* _Required work_: Write out all records as given; omit images.

* _Excerpted records_:
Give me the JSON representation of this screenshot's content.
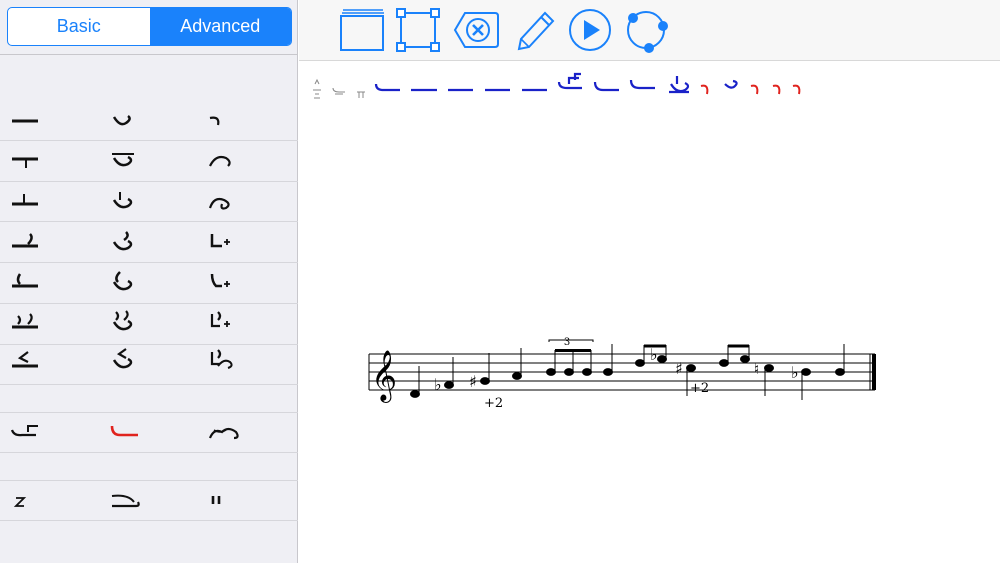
{
  "sidebar": {
    "segments": [
      {
        "label": "Basic",
        "active": false
      },
      {
        "label": "Advanced",
        "active": true
      }
    ]
  },
  "toolbar": {
    "buttons": [
      {
        "name": "layers-icon"
      },
      {
        "name": "selection-frame-icon"
      },
      {
        "name": "delete-backspace-icon"
      },
      {
        "name": "pencil-icon"
      },
      {
        "name": "play-icon"
      },
      {
        "name": "cycle-icon"
      }
    ]
  },
  "score": {
    "tuplet_label": "3",
    "annotations": [
      "+2",
      "+2"
    ]
  },
  "colors": {
    "accent": "#1a82fb",
    "strip_blue": "#1a22c8",
    "strip_red": "#e0231e",
    "selected_red": "#e0231e"
  }
}
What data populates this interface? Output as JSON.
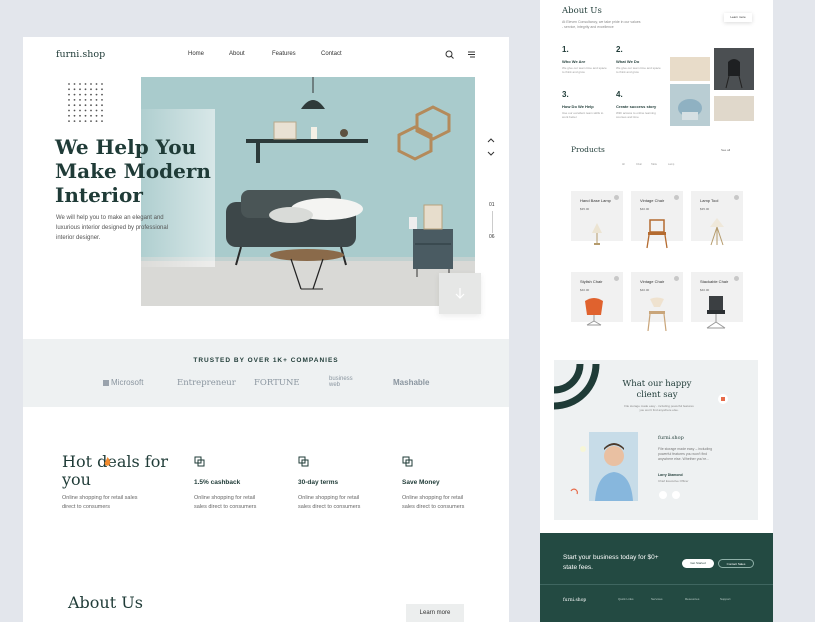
{
  "left": {
    "brand": "furni.shop",
    "nav": [
      "Home",
      "About",
      "Features",
      "Contact"
    ],
    "hero": {
      "title": "We Help You Make Modern Interior",
      "subtitle": "We will help you to make an elegant and luxurious interior designed by professional interior designer.",
      "slide_current": "01",
      "slide_total": "06"
    },
    "trusted": {
      "title": "TRUSTED BY OVER 1K+ COMPANIES",
      "logos": [
        "Microsoft",
        "Entrepreneur",
        "FORTUNE",
        "business web",
        "Mashable"
      ]
    },
    "deals": {
      "title": "Hot deals for you",
      "subtitle": "Online shopping for retail sales direct to consumers",
      "items": [
        {
          "title": "1.5% cashback",
          "text": "Online shopping for retail sales direct to consumers"
        },
        {
          "title": "30-day terms",
          "text": "Online shopping for retail sales direct to consumers"
        },
        {
          "title": "Save Money",
          "text": "Online shopping for retail sales direct to consumers"
        }
      ]
    },
    "about": {
      "title": "About Us",
      "button": "Learn more"
    }
  },
  "right": {
    "about": {
      "title": "About Us",
      "text": "At Eleven Consultancy, we take pride in our values - service, integrity and excellence",
      "button": "Learn more",
      "steps": [
        {
          "num": "1.",
          "title": "Who We Are",
          "text": "We give our team time and space to think and grow"
        },
        {
          "num": "2.",
          "title": "What We Do",
          "text": "We give our team time and space to think and grow"
        },
        {
          "num": "3.",
          "title": "How Do We Help",
          "text": "Use our excellent team skills to work better"
        },
        {
          "num": "4.",
          "title": "Create success story",
          "text": "With access to online learning courses and time"
        }
      ]
    },
    "products": {
      "title": "Products",
      "pager": "See all",
      "filters": [
        "All",
        "Chair",
        "Table",
        "Lamp"
      ],
      "items": [
        {
          "name": "Hand Base Lamp",
          "price": "$35.00"
        },
        {
          "name": "Vintage Chair",
          "price": "$40.00"
        },
        {
          "name": "Lamp Tool",
          "price": "$35.00"
        },
        {
          "name": "Stylish Chair",
          "price": "$40.00"
        },
        {
          "name": "Vintage Chair",
          "price": "$40.00"
        },
        {
          "name": "Stackable Chair",
          "price": "$40.00"
        }
      ]
    },
    "testimonial": {
      "title": "What our happy client say",
      "subtitle": "File storage made easy - including powerful features you won't find anywhere else.",
      "brand": "furni.shop",
      "quote": "File storage made easy – including powerful features you won't find anywhere else. Whether you're...",
      "name": "Larry Diamond",
      "role": "Chief Executive Officer"
    },
    "cta": {
      "text": "Start your business today for $0+ state fees.",
      "primary": "Get Started",
      "secondary": "Contact Sales"
    },
    "footer": {
      "brand": "furni.shop",
      "cols": [
        "Quick Links",
        "Services",
        "Resources",
        "Support"
      ]
    }
  },
  "colors": {
    "primary": "#1f3b37",
    "accent_bg": "#eef1f2",
    "wall": "#a8cacb"
  }
}
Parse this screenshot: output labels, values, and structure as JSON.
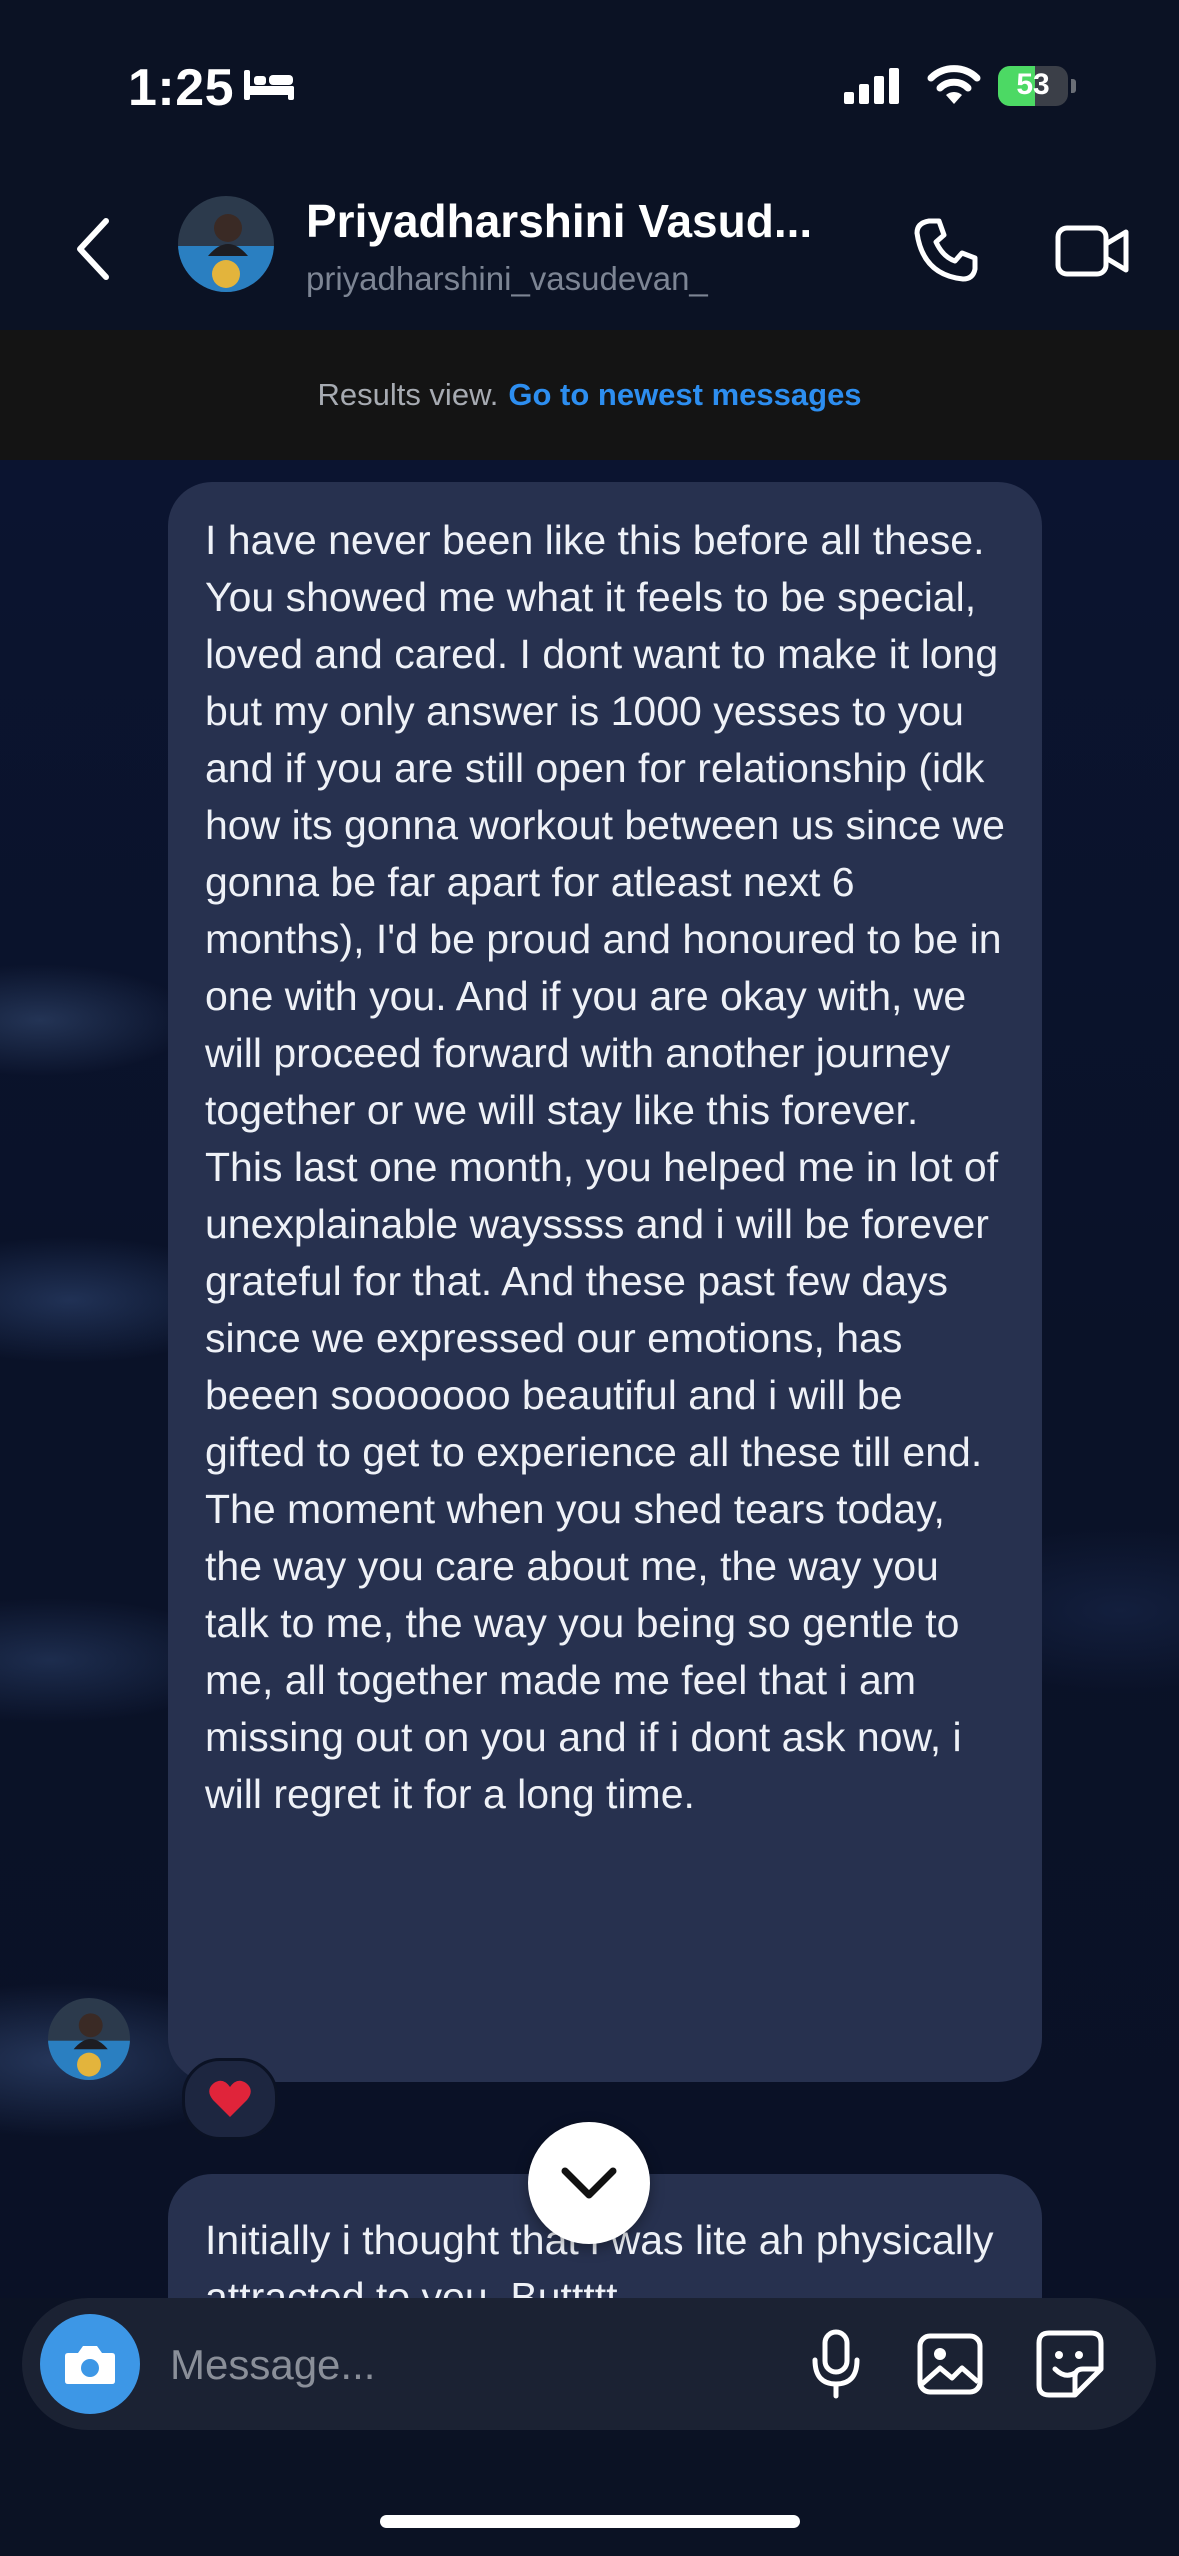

* _Written reply_:
Give me the JSON representation of this screenshot's content.
{
  "sidebar": {
    "segments": [
      {
        "label": "Basic",
        "active": false
      },
      {
        "label": "Advanced",
        "active": true
      }
    ]
  },
  "toolbar": {
    "buttons": [
      {
        "name": "layers-icon"
      },
      {
        "name": "selection-frame-icon"
      },
      {
        "name": "delete-backspace-icon"
      },
      {
        "name": "pencil-icon"
      },
      {
        "name": "play-icon"
      },
      {
        "name": "cycle-icon"
      }
    ]
  },
  "score": {
    "tuplet_label": "3",
    "annotations": [
      "+2",
      "+2"
    ]
  },
  "colors": {
    "accent": "#1a82fb",
    "strip_blue": "#1a22c8",
    "strip_red": "#e0231e",
    "selected_red": "#e0231e"
  }
}
What data populates this interface? Output as JSON.
{
  "left": {
    "brand": "furni.shop",
    "nav": [
      "Home",
      "About",
      "Features",
      "Contact"
    ],
    "hero": {
      "title": "We Help You Make Modern Interior",
      "subtitle": "We will help you to make an elegant and luxurious interior designed by professional interior designer.",
      "slide_current": "01",
      "slide_total": "06"
    },
    "trusted": {
      "title": "TRUSTED BY OVER 1K+ COMPANIES",
      "logos": [
        "Microsoft",
        "Entrepreneur",
        "FORTUNE",
        "business web",
        "Mashable"
      ]
    },
    "deals": {
      "title": "Hot deals for you",
      "subtitle": "Online shopping for retail sales direct to consumers",
      "items": [
        {
          "title": "1.5% cashback",
          "text": "Online shopping for retail sales direct to consumers"
        },
        {
          "title": "30-day terms",
          "text": "Online shopping for retail sales direct to consumers"
        },
        {
          "title": "Save Money",
          "text": "Online shopping for retail sales direct to consumers"
        }
      ]
    },
    "about": {
      "title": "About Us",
      "button": "Learn more"
    }
  },
  "right": {
    "about": {
      "title": "About Us",
      "text": "At Eleven Consultancy, we take pride in our values - service, integrity and excellence",
      "button": "Learn more",
      "steps": [
        {
          "num": "1.",
          "title": "Who We Are",
          "text": "We give our team time and space to think and grow"
        },
        {
          "num": "2.",
          "title": "What We Do",
          "text": "We give our team time and space to think and grow"
        },
        {
          "num": "3.",
          "title": "How Do We Help",
          "text": "Use our excellent team skills to work better"
        },
        {
          "num": "4.",
          "title": "Create success story",
          "text": "With access to online learning courses and time"
        }
      ]
    },
    "products": {
      "title": "Products",
      "pager": "See all",
      "filters": [
        "All",
        "Chair",
        "Table",
        "Lamp"
      ],
      "items": [
        {
          "name": "Hand Base Lamp",
          "price": "$35.00"
        },
        {
          "name": "Vintage Chair",
          "price": "$40.00"
        },
        {
          "name": "Lamp Tool",
          "price": "$35.00"
        },
        {
          "name": "Stylish Chair",
          "price": "$40.00"
        },
        {
          "name": "Vintage Chair",
          "price": "$40.00"
        },
        {
          "name": "Stackable Chair",
          "price": "$40.00"
        }
      ]
    },
    "testimonial": {
      "title": "What our happy client say",
      "subtitle": "File storage made easy - including powerful features you won't find anywhere else.",
      "brand": "furni.shop",
      "quote": "File storage made easy – including powerful features you won't find anywhere else. Whether you're...",
      "name": "Larry Diamond",
      "role": "Chief Executive Officer"
    },
    "cta": {
      "text": "Start your business today for $0+ state fees.",
      "primary": "Get Started",
      "secondary": "Contact Sales"
    },
    "footer": {
      "brand": "furni.shop",
      "cols": [
        "Quick Links",
        "Services",
        "Resources",
        "Support"
      ]
    }
  },
  "colors": {
    "primary": "#1f3b37",
    "accent_bg": "#eef1f2",
    "wall": "#a8cacb"
  }
}
Parse this screenshot: output labels, values, and structure as JSON.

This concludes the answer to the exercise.